Task details: Print every line from the first one through the line with "q2-part4: can be", without changing a character.

Record set:

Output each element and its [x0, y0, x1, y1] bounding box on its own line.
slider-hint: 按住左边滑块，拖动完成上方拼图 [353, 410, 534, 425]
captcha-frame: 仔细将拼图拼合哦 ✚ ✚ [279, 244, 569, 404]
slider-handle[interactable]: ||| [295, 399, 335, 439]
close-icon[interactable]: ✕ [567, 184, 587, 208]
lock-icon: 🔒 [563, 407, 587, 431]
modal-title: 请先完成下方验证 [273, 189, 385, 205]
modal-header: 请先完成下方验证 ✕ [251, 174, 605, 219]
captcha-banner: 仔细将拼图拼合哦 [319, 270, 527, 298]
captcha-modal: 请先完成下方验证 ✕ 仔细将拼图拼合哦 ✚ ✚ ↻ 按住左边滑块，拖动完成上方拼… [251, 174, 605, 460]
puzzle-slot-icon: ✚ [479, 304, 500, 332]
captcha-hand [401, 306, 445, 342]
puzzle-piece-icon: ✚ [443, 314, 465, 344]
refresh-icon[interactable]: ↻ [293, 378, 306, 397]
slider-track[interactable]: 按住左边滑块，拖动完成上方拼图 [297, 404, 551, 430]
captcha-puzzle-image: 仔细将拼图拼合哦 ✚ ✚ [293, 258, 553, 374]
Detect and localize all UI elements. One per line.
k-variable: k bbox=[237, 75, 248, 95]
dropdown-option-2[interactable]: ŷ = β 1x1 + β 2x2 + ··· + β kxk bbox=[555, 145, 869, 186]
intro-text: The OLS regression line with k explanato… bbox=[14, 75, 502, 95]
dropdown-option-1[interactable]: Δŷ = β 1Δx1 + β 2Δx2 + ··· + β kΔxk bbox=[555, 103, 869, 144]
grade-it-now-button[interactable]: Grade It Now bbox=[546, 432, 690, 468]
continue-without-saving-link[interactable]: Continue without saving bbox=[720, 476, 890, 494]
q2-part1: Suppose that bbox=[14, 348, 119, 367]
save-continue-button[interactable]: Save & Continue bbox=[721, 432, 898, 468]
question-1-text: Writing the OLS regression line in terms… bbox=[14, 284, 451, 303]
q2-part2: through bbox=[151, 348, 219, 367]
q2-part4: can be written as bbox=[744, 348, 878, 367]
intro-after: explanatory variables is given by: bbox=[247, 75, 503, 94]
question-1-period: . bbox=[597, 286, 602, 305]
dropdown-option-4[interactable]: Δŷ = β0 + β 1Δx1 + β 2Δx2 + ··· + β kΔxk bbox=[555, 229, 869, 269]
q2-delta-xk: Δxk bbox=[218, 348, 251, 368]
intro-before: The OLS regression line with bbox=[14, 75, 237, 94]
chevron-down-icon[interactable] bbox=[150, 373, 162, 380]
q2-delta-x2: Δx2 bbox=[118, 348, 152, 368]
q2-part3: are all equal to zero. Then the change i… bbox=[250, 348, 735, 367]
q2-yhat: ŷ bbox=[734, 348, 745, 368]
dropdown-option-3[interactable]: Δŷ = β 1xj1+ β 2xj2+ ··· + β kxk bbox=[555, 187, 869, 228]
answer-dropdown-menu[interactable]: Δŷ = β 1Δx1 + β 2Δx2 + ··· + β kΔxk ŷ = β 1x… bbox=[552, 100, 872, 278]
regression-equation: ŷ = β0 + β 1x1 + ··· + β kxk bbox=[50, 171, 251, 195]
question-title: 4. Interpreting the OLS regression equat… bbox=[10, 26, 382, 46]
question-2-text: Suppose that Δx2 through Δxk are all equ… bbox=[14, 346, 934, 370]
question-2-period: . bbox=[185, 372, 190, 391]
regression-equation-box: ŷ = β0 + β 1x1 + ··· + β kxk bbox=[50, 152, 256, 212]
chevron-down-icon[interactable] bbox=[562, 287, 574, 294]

Response to the task:
Output each element and its [x0, y0, x1, y1] bounding box on its own line.
slider-hint: 按住左边滑块，拖动完成上方拼图 [353, 410, 534, 425]
captcha-frame: 仔细将拼图拼合哦 ✚ ✚ [279, 244, 569, 404]
slider-handle[interactable]: ||| [295, 399, 335, 439]
close-icon[interactable]: ✕ [567, 184, 587, 208]
lock-icon: 🔒 [563, 407, 587, 431]
modal-title: 请先完成下方验证 [273, 189, 385, 205]
modal-header: 请先完成下方验证 ✕ [251, 174, 605, 219]
captcha-banner: 仔细将拼图拼合哦 [319, 270, 527, 298]
captcha-modal: 请先完成下方验证 ✕ 仔细将拼图拼合哦 ✚ ✚ ↻ 按住左边滑块，拖动完成上方拼… [251, 174, 605, 460]
puzzle-slot-icon: ✚ [479, 304, 500, 332]
captcha-hand [401, 306, 445, 342]
puzzle-piece-icon: ✚ [443, 314, 465, 344]
refresh-icon[interactable]: ↻ [293, 378, 306, 397]
slider-track[interactable]: 按住左边滑块，拖动完成上方拼图 [297, 404, 551, 430]
captcha-puzzle-image: 仔细将拼图拼合哦 ✚ ✚ [293, 258, 553, 374]
Detect and localize all UI elements. One per line.
k-variable: k bbox=[237, 75, 248, 95]
dropdown-option-2[interactable]: ŷ = β 1x1 + β 2x2 + ··· + β kxk bbox=[555, 145, 869, 186]
intro-text: The OLS regression line with k explanato… bbox=[14, 75, 502, 95]
dropdown-option-1[interactable]: Δŷ = β 1Δx1 + β 2Δx2 + ··· + β kΔxk bbox=[555, 103, 869, 144]
grade-it-now-button[interactable]: Grade It Now bbox=[546, 432, 690, 468]
continue-without-saving-link[interactable]: Continue without saving bbox=[720, 476, 890, 494]
q2-part1: Suppose that bbox=[14, 348, 119, 367]
save-continue-button[interactable]: Save & Continue bbox=[721, 432, 898, 468]
question-1-text: Writing the OLS regression line in terms… bbox=[14, 284, 451, 303]
q2-part2: through bbox=[151, 348, 219, 367]
q2-part4: can be written as bbox=[744, 348, 878, 367]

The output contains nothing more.